◆ PROBLEM REQUIREMENTS ◆
Check each line of the material. Copy those containing "engine".

Extracted data entries:
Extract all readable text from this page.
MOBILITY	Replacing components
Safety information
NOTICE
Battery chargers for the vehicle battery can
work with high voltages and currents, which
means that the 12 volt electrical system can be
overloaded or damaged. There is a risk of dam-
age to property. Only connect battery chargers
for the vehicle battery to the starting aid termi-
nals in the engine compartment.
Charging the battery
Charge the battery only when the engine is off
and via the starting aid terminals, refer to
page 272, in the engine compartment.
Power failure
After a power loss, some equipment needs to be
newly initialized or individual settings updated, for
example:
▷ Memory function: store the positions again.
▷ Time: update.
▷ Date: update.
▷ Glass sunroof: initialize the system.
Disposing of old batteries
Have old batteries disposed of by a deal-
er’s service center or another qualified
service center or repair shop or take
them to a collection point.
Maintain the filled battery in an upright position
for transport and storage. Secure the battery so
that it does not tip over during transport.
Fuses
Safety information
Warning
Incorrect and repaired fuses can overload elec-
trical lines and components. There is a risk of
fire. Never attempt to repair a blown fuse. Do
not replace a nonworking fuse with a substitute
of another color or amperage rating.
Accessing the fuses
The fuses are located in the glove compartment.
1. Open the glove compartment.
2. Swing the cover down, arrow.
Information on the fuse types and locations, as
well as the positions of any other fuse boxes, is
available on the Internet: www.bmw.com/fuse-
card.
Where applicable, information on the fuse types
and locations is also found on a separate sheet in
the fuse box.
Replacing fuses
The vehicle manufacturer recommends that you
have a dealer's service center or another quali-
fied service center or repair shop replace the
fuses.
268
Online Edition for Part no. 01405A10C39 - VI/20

◆ TASK SOLUTION ◆
nals in the engine compartment.
Charge the battery only when the engine is off
page 272, in the engine compartment.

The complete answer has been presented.